_WRITTEN REQUEST_
Restate the data exactly as given and keep the pictures out.

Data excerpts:
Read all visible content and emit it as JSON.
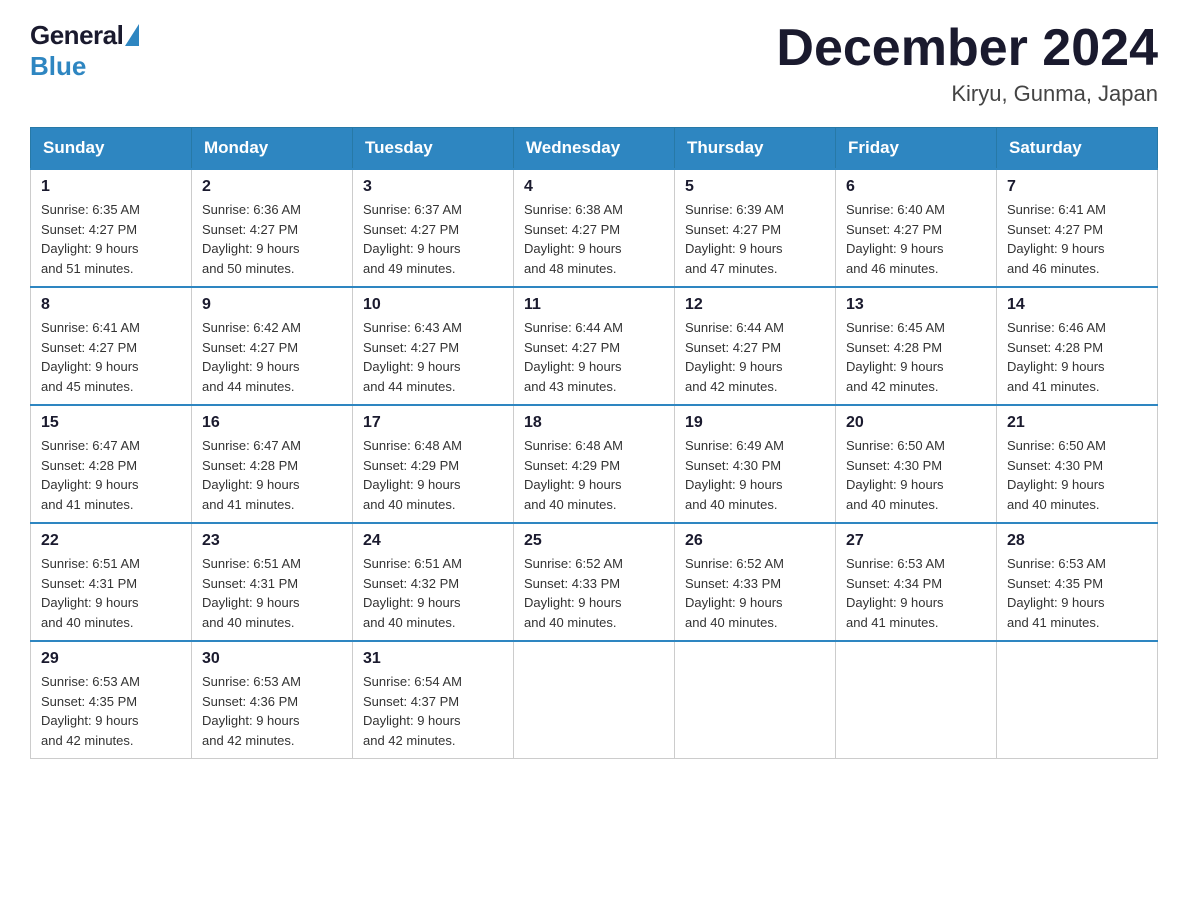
{
  "logo": {
    "general": "General",
    "blue": "Blue"
  },
  "header": {
    "title": "December 2024",
    "location": "Kiryu, Gunma, Japan"
  },
  "weekdays": [
    "Sunday",
    "Monday",
    "Tuesday",
    "Wednesday",
    "Thursday",
    "Friday",
    "Saturday"
  ],
  "weeks": [
    [
      {
        "day": "1",
        "sunrise": "6:35 AM",
        "sunset": "4:27 PM",
        "daylight": "9 hours and 51 minutes."
      },
      {
        "day": "2",
        "sunrise": "6:36 AM",
        "sunset": "4:27 PM",
        "daylight": "9 hours and 50 minutes."
      },
      {
        "day": "3",
        "sunrise": "6:37 AM",
        "sunset": "4:27 PM",
        "daylight": "9 hours and 49 minutes."
      },
      {
        "day": "4",
        "sunrise": "6:38 AM",
        "sunset": "4:27 PM",
        "daylight": "9 hours and 48 minutes."
      },
      {
        "day": "5",
        "sunrise": "6:39 AM",
        "sunset": "4:27 PM",
        "daylight": "9 hours and 47 minutes."
      },
      {
        "day": "6",
        "sunrise": "6:40 AM",
        "sunset": "4:27 PM",
        "daylight": "9 hours and 46 minutes."
      },
      {
        "day": "7",
        "sunrise": "6:41 AM",
        "sunset": "4:27 PM",
        "daylight": "9 hours and 46 minutes."
      }
    ],
    [
      {
        "day": "8",
        "sunrise": "6:41 AM",
        "sunset": "4:27 PM",
        "daylight": "9 hours and 45 minutes."
      },
      {
        "day": "9",
        "sunrise": "6:42 AM",
        "sunset": "4:27 PM",
        "daylight": "9 hours and 44 minutes."
      },
      {
        "day": "10",
        "sunrise": "6:43 AM",
        "sunset": "4:27 PM",
        "daylight": "9 hours and 44 minutes."
      },
      {
        "day": "11",
        "sunrise": "6:44 AM",
        "sunset": "4:27 PM",
        "daylight": "9 hours and 43 minutes."
      },
      {
        "day": "12",
        "sunrise": "6:44 AM",
        "sunset": "4:27 PM",
        "daylight": "9 hours and 42 minutes."
      },
      {
        "day": "13",
        "sunrise": "6:45 AM",
        "sunset": "4:28 PM",
        "daylight": "9 hours and 42 minutes."
      },
      {
        "day": "14",
        "sunrise": "6:46 AM",
        "sunset": "4:28 PM",
        "daylight": "9 hours and 41 minutes."
      }
    ],
    [
      {
        "day": "15",
        "sunrise": "6:47 AM",
        "sunset": "4:28 PM",
        "daylight": "9 hours and 41 minutes."
      },
      {
        "day": "16",
        "sunrise": "6:47 AM",
        "sunset": "4:28 PM",
        "daylight": "9 hours and 41 minutes."
      },
      {
        "day": "17",
        "sunrise": "6:48 AM",
        "sunset": "4:29 PM",
        "daylight": "9 hours and 40 minutes."
      },
      {
        "day": "18",
        "sunrise": "6:48 AM",
        "sunset": "4:29 PM",
        "daylight": "9 hours and 40 minutes."
      },
      {
        "day": "19",
        "sunrise": "6:49 AM",
        "sunset": "4:30 PM",
        "daylight": "9 hours and 40 minutes."
      },
      {
        "day": "20",
        "sunrise": "6:50 AM",
        "sunset": "4:30 PM",
        "daylight": "9 hours and 40 minutes."
      },
      {
        "day": "21",
        "sunrise": "6:50 AM",
        "sunset": "4:30 PM",
        "daylight": "9 hours and 40 minutes."
      }
    ],
    [
      {
        "day": "22",
        "sunrise": "6:51 AM",
        "sunset": "4:31 PM",
        "daylight": "9 hours and 40 minutes."
      },
      {
        "day": "23",
        "sunrise": "6:51 AM",
        "sunset": "4:31 PM",
        "daylight": "9 hours and 40 minutes."
      },
      {
        "day": "24",
        "sunrise": "6:51 AM",
        "sunset": "4:32 PM",
        "daylight": "9 hours and 40 minutes."
      },
      {
        "day": "25",
        "sunrise": "6:52 AM",
        "sunset": "4:33 PM",
        "daylight": "9 hours and 40 minutes."
      },
      {
        "day": "26",
        "sunrise": "6:52 AM",
        "sunset": "4:33 PM",
        "daylight": "9 hours and 40 minutes."
      },
      {
        "day": "27",
        "sunrise": "6:53 AM",
        "sunset": "4:34 PM",
        "daylight": "9 hours and 41 minutes."
      },
      {
        "day": "28",
        "sunrise": "6:53 AM",
        "sunset": "4:35 PM",
        "daylight": "9 hours and 41 minutes."
      }
    ],
    [
      {
        "day": "29",
        "sunrise": "6:53 AM",
        "sunset": "4:35 PM",
        "daylight": "9 hours and 42 minutes."
      },
      {
        "day": "30",
        "sunrise": "6:53 AM",
        "sunset": "4:36 PM",
        "daylight": "9 hours and 42 minutes."
      },
      {
        "day": "31",
        "sunrise": "6:54 AM",
        "sunset": "4:37 PM",
        "daylight": "9 hours and 42 minutes."
      },
      null,
      null,
      null,
      null
    ]
  ],
  "labels": {
    "sunrise": "Sunrise: ",
    "sunset": "Sunset: ",
    "daylight": "Daylight: "
  }
}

_COMPLETE ANSWER_
Read all visible content and emit it as JSON.
{
  "logo": {
    "general": "General",
    "blue": "Blue"
  },
  "header": {
    "title": "December 2024",
    "location": "Kiryu, Gunma, Japan"
  },
  "weekdays": [
    "Sunday",
    "Monday",
    "Tuesday",
    "Wednesday",
    "Thursday",
    "Friday",
    "Saturday"
  ],
  "weeks": [
    [
      {
        "day": "1",
        "sunrise": "6:35 AM",
        "sunset": "4:27 PM",
        "daylight": "9 hours and 51 minutes."
      },
      {
        "day": "2",
        "sunrise": "6:36 AM",
        "sunset": "4:27 PM",
        "daylight": "9 hours and 50 minutes."
      },
      {
        "day": "3",
        "sunrise": "6:37 AM",
        "sunset": "4:27 PM",
        "daylight": "9 hours and 49 minutes."
      },
      {
        "day": "4",
        "sunrise": "6:38 AM",
        "sunset": "4:27 PM",
        "daylight": "9 hours and 48 minutes."
      },
      {
        "day": "5",
        "sunrise": "6:39 AM",
        "sunset": "4:27 PM",
        "daylight": "9 hours and 47 minutes."
      },
      {
        "day": "6",
        "sunrise": "6:40 AM",
        "sunset": "4:27 PM",
        "daylight": "9 hours and 46 minutes."
      },
      {
        "day": "7",
        "sunrise": "6:41 AM",
        "sunset": "4:27 PM",
        "daylight": "9 hours and 46 minutes."
      }
    ],
    [
      {
        "day": "8",
        "sunrise": "6:41 AM",
        "sunset": "4:27 PM",
        "daylight": "9 hours and 45 minutes."
      },
      {
        "day": "9",
        "sunrise": "6:42 AM",
        "sunset": "4:27 PM",
        "daylight": "9 hours and 44 minutes."
      },
      {
        "day": "10",
        "sunrise": "6:43 AM",
        "sunset": "4:27 PM",
        "daylight": "9 hours and 44 minutes."
      },
      {
        "day": "11",
        "sunrise": "6:44 AM",
        "sunset": "4:27 PM",
        "daylight": "9 hours and 43 minutes."
      },
      {
        "day": "12",
        "sunrise": "6:44 AM",
        "sunset": "4:27 PM",
        "daylight": "9 hours and 42 minutes."
      },
      {
        "day": "13",
        "sunrise": "6:45 AM",
        "sunset": "4:28 PM",
        "daylight": "9 hours and 42 minutes."
      },
      {
        "day": "14",
        "sunrise": "6:46 AM",
        "sunset": "4:28 PM",
        "daylight": "9 hours and 41 minutes."
      }
    ],
    [
      {
        "day": "15",
        "sunrise": "6:47 AM",
        "sunset": "4:28 PM",
        "daylight": "9 hours and 41 minutes."
      },
      {
        "day": "16",
        "sunrise": "6:47 AM",
        "sunset": "4:28 PM",
        "daylight": "9 hours and 41 minutes."
      },
      {
        "day": "17",
        "sunrise": "6:48 AM",
        "sunset": "4:29 PM",
        "daylight": "9 hours and 40 minutes."
      },
      {
        "day": "18",
        "sunrise": "6:48 AM",
        "sunset": "4:29 PM",
        "daylight": "9 hours and 40 minutes."
      },
      {
        "day": "19",
        "sunrise": "6:49 AM",
        "sunset": "4:30 PM",
        "daylight": "9 hours and 40 minutes."
      },
      {
        "day": "20",
        "sunrise": "6:50 AM",
        "sunset": "4:30 PM",
        "daylight": "9 hours and 40 minutes."
      },
      {
        "day": "21",
        "sunrise": "6:50 AM",
        "sunset": "4:30 PM",
        "daylight": "9 hours and 40 minutes."
      }
    ],
    [
      {
        "day": "22",
        "sunrise": "6:51 AM",
        "sunset": "4:31 PM",
        "daylight": "9 hours and 40 minutes."
      },
      {
        "day": "23",
        "sunrise": "6:51 AM",
        "sunset": "4:31 PM",
        "daylight": "9 hours and 40 minutes."
      },
      {
        "day": "24",
        "sunrise": "6:51 AM",
        "sunset": "4:32 PM",
        "daylight": "9 hours and 40 minutes."
      },
      {
        "day": "25",
        "sunrise": "6:52 AM",
        "sunset": "4:33 PM",
        "daylight": "9 hours and 40 minutes."
      },
      {
        "day": "26",
        "sunrise": "6:52 AM",
        "sunset": "4:33 PM",
        "daylight": "9 hours and 40 minutes."
      },
      {
        "day": "27",
        "sunrise": "6:53 AM",
        "sunset": "4:34 PM",
        "daylight": "9 hours and 41 minutes."
      },
      {
        "day": "28",
        "sunrise": "6:53 AM",
        "sunset": "4:35 PM",
        "daylight": "9 hours and 41 minutes."
      }
    ],
    [
      {
        "day": "29",
        "sunrise": "6:53 AM",
        "sunset": "4:35 PM",
        "daylight": "9 hours and 42 minutes."
      },
      {
        "day": "30",
        "sunrise": "6:53 AM",
        "sunset": "4:36 PM",
        "daylight": "9 hours and 42 minutes."
      },
      {
        "day": "31",
        "sunrise": "6:54 AM",
        "sunset": "4:37 PM",
        "daylight": "9 hours and 42 minutes."
      },
      null,
      null,
      null,
      null
    ]
  ],
  "labels": {
    "sunrise": "Sunrise: ",
    "sunset": "Sunset: ",
    "daylight": "Daylight: "
  }
}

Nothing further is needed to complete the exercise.